Task statement
Look through the lines and report how many include the word "北京四中高一期末", giving nothing but the number.
--- begin Exercise material ---
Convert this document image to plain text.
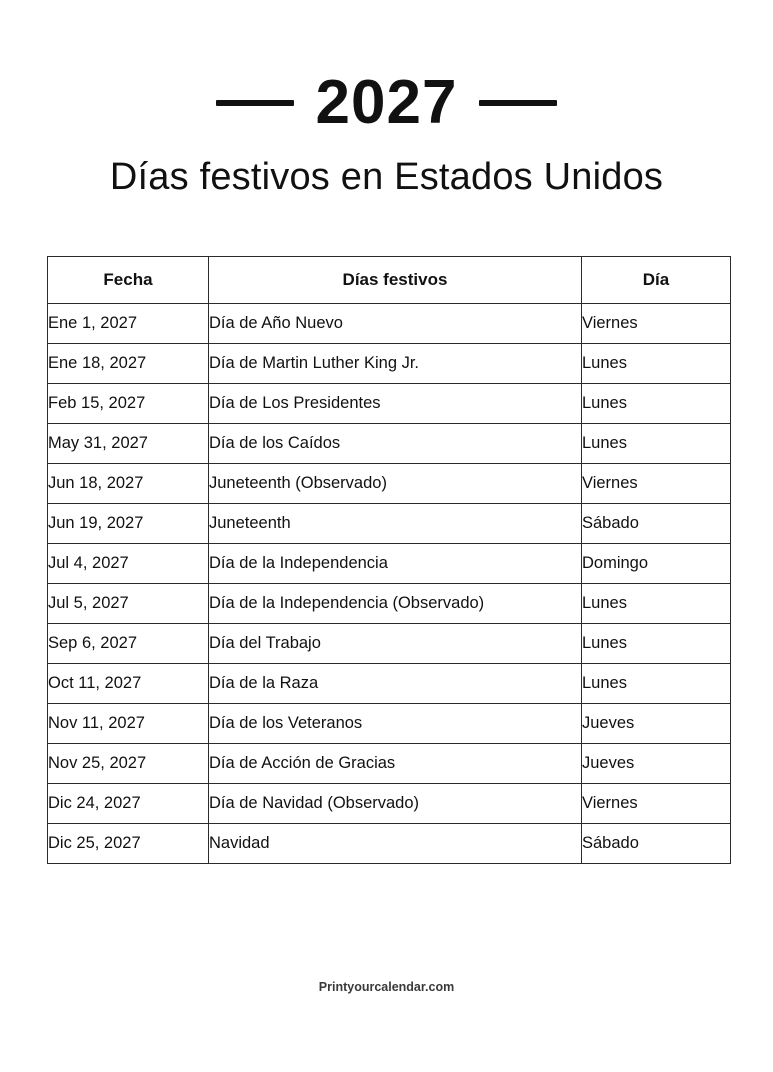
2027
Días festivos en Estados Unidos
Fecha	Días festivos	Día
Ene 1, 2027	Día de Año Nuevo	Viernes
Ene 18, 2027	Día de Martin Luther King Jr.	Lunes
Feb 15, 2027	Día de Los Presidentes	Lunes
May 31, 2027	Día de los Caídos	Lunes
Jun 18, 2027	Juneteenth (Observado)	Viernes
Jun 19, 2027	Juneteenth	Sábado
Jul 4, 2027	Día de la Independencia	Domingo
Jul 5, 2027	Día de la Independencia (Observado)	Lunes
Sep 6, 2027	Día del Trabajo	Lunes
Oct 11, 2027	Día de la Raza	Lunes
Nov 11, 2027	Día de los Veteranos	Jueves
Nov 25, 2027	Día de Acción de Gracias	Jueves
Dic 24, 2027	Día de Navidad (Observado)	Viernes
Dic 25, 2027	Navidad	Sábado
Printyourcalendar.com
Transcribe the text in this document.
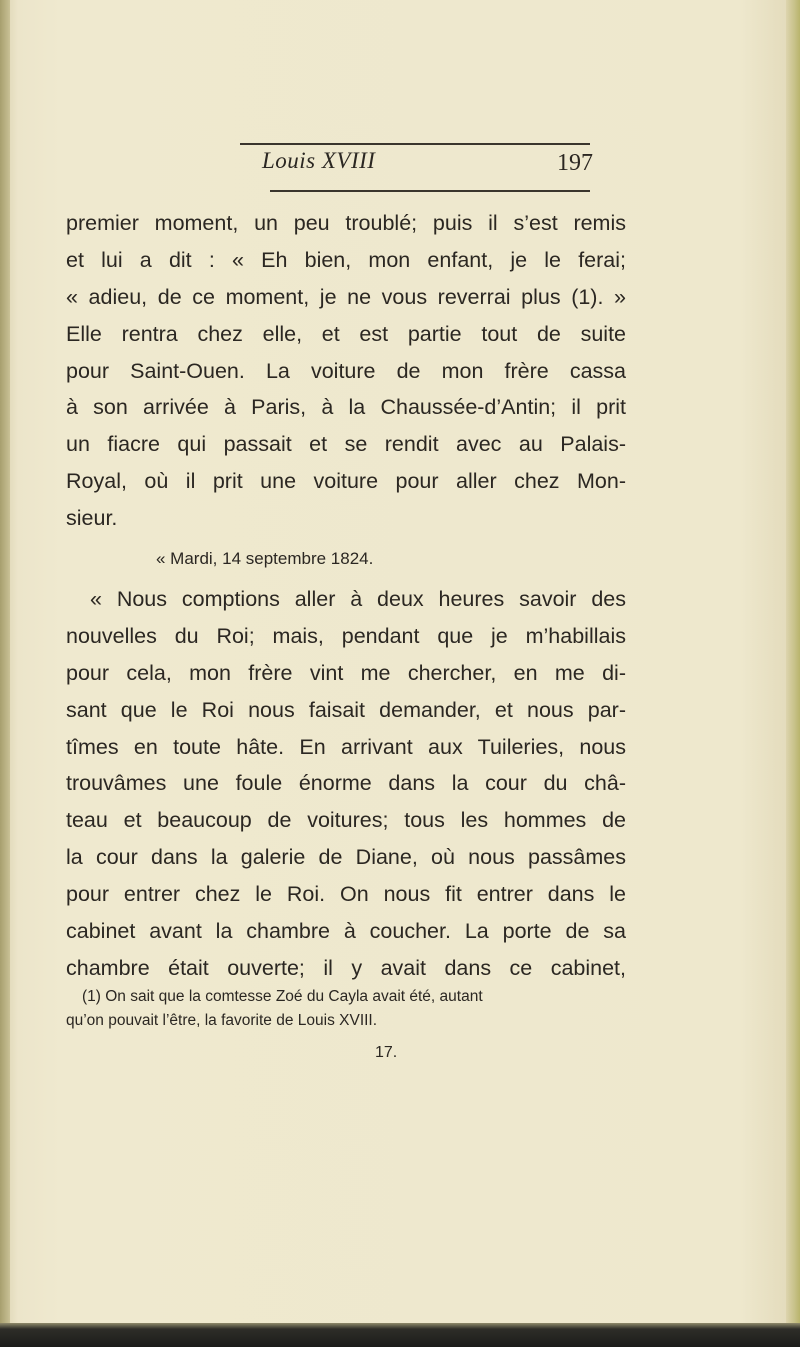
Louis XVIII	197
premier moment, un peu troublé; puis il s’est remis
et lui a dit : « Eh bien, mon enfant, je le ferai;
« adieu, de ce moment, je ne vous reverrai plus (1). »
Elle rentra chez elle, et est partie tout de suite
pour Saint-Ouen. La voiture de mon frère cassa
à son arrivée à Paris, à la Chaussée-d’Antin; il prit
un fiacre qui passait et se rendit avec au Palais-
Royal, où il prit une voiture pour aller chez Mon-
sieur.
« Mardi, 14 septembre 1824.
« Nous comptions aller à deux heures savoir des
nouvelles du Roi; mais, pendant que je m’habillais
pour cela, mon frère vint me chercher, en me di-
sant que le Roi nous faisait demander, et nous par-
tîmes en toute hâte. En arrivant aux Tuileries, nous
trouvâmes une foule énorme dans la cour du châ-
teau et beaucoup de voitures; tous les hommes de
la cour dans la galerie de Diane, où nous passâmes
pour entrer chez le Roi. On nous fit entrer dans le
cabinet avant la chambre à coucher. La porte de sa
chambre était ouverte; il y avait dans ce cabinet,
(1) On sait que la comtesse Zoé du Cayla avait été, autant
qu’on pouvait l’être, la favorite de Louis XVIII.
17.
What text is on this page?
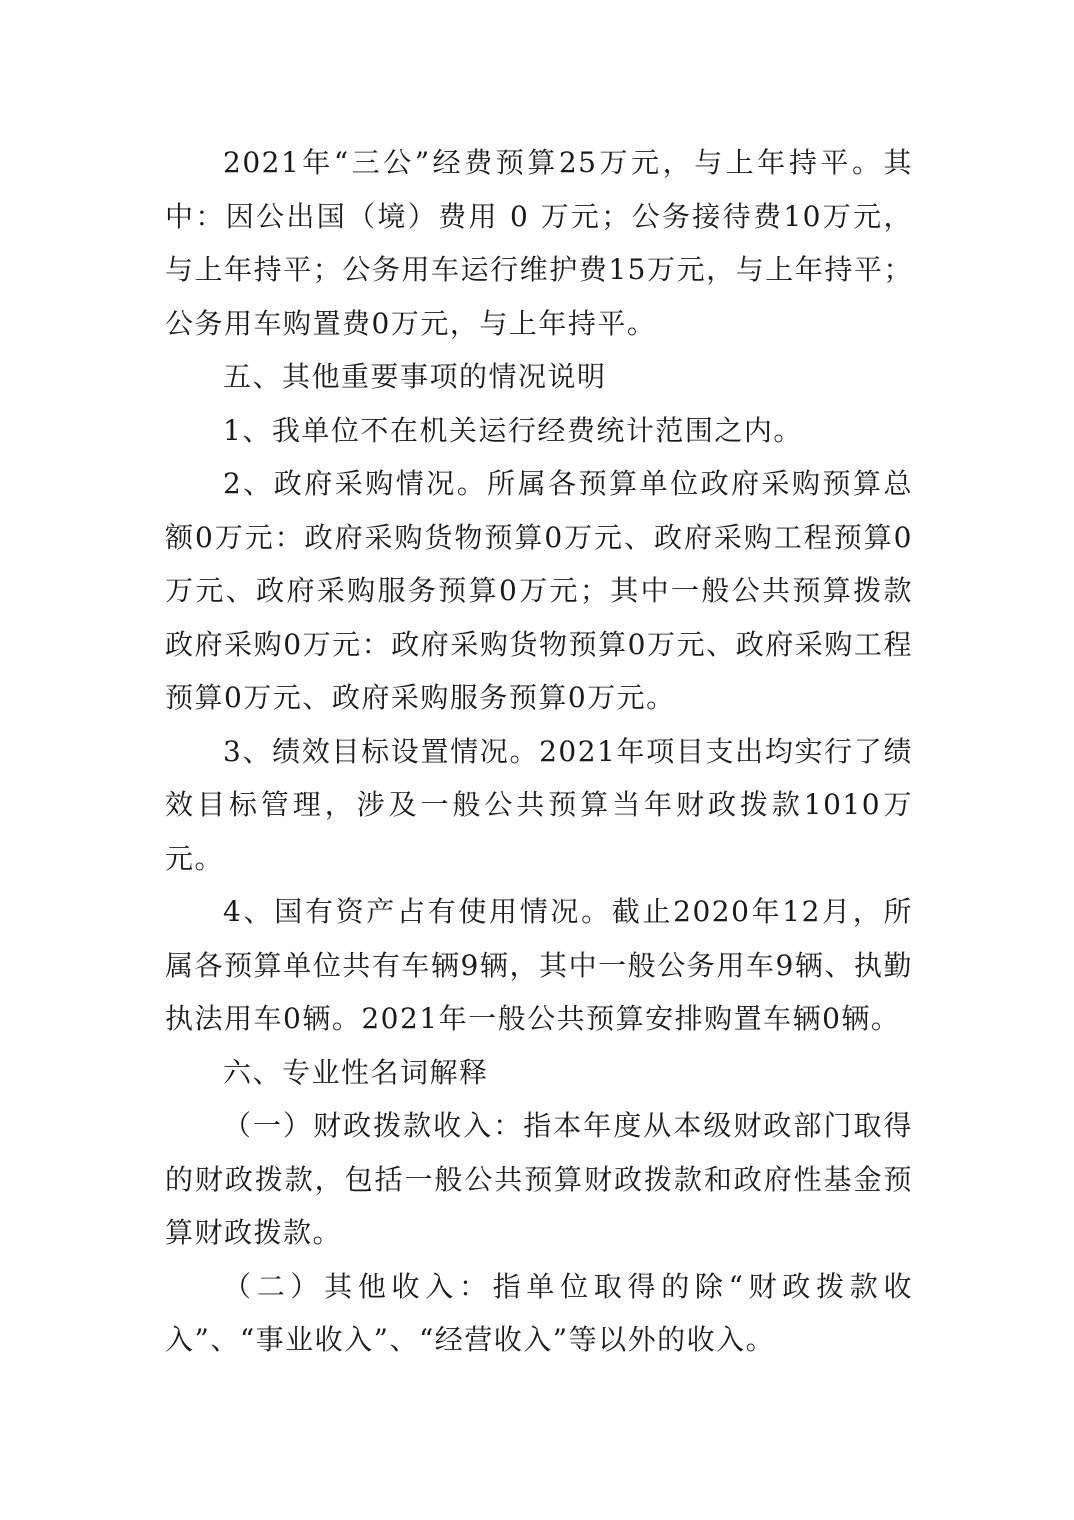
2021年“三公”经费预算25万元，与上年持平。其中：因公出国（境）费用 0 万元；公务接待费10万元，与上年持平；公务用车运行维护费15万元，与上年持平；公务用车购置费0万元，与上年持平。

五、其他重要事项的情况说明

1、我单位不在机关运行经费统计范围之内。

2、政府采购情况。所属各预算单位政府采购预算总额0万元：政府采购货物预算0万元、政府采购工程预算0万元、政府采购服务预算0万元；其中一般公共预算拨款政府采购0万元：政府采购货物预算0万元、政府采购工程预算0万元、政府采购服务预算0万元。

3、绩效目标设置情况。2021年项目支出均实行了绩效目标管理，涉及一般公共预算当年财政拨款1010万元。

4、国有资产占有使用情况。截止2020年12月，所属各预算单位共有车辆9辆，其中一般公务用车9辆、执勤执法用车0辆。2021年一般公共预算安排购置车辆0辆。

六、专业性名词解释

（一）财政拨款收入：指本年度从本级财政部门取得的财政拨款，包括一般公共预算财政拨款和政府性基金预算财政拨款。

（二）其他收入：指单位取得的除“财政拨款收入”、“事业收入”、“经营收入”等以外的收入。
--- end Exercise material ---
--- begin Exercise material ---
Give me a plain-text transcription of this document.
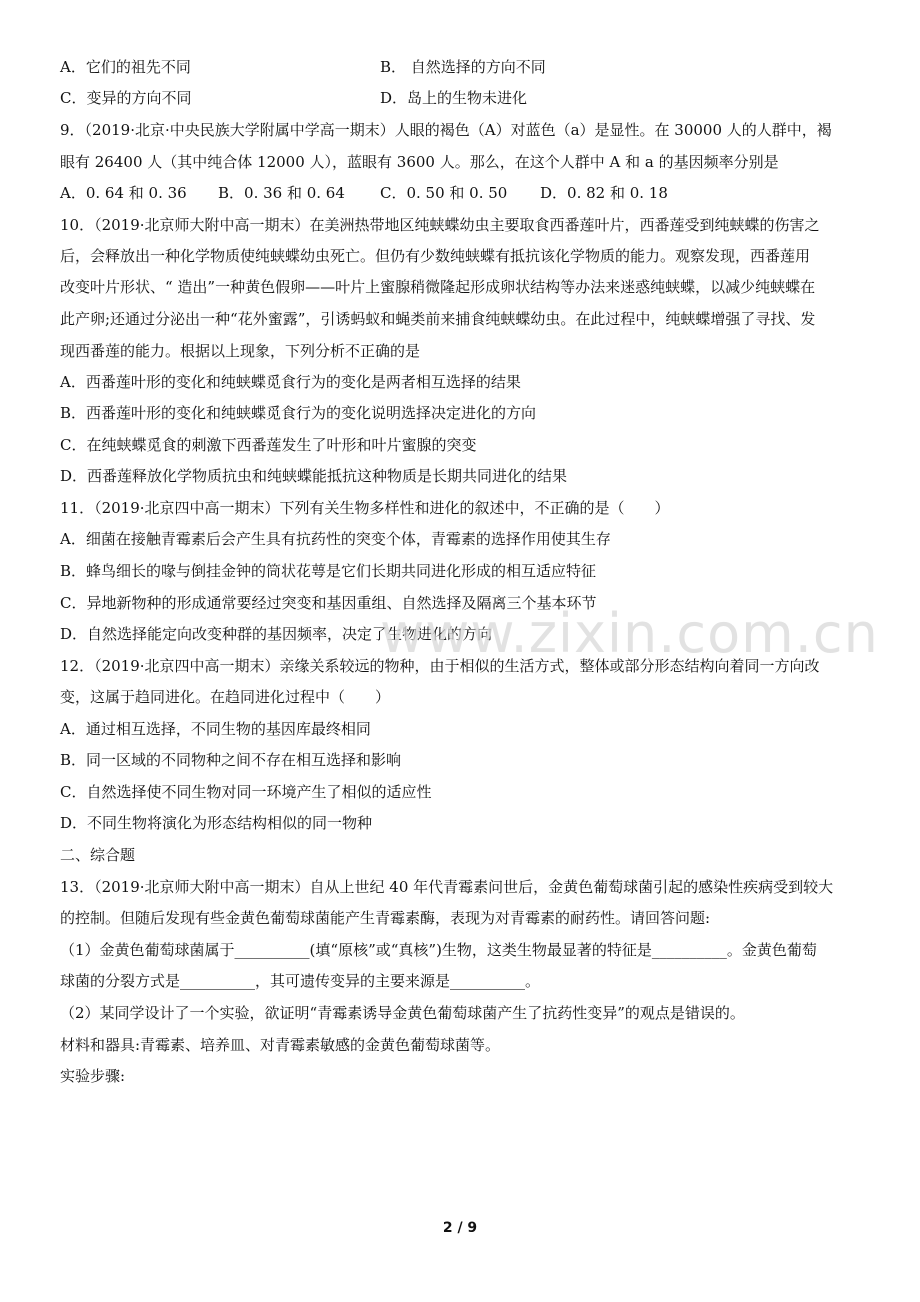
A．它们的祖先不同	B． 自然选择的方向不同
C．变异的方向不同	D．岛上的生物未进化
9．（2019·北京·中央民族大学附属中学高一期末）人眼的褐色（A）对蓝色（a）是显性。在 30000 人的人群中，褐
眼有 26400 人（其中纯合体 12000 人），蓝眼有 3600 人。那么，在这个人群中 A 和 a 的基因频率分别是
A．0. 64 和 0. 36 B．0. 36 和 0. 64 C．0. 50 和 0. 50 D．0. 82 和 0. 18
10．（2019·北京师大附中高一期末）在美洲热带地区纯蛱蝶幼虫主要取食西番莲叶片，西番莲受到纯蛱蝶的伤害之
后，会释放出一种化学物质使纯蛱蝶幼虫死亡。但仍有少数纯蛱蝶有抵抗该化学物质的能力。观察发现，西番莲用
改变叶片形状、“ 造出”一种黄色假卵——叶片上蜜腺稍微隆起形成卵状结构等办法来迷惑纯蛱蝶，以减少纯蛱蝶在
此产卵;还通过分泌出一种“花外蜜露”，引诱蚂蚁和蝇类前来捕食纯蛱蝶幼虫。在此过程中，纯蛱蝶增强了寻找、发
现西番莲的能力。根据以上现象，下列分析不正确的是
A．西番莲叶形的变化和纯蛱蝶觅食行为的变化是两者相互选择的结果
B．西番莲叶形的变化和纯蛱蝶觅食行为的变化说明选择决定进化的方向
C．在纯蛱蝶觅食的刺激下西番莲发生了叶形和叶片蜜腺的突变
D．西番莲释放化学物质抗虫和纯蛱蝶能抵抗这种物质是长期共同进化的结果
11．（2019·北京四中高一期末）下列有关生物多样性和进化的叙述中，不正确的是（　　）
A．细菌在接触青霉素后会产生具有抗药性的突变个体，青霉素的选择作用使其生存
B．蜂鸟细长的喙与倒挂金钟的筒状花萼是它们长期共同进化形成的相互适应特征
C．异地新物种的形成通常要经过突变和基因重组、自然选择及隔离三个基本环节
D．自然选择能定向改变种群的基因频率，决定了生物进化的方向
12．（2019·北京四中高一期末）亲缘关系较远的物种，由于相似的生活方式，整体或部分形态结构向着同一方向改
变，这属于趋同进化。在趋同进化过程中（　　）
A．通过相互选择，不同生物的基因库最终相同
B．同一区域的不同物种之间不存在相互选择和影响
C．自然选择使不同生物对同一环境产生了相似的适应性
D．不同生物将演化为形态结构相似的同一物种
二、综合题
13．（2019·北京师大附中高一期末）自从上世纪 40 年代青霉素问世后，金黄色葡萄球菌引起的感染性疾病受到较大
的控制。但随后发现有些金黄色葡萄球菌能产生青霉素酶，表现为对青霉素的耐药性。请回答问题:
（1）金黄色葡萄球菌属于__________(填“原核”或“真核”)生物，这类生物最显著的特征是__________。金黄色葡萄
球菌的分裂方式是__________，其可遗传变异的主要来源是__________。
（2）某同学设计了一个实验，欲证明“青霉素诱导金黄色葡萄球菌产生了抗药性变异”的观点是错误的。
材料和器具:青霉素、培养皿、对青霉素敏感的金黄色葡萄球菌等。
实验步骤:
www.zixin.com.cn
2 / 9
--- end Exercise material ---
Task output
2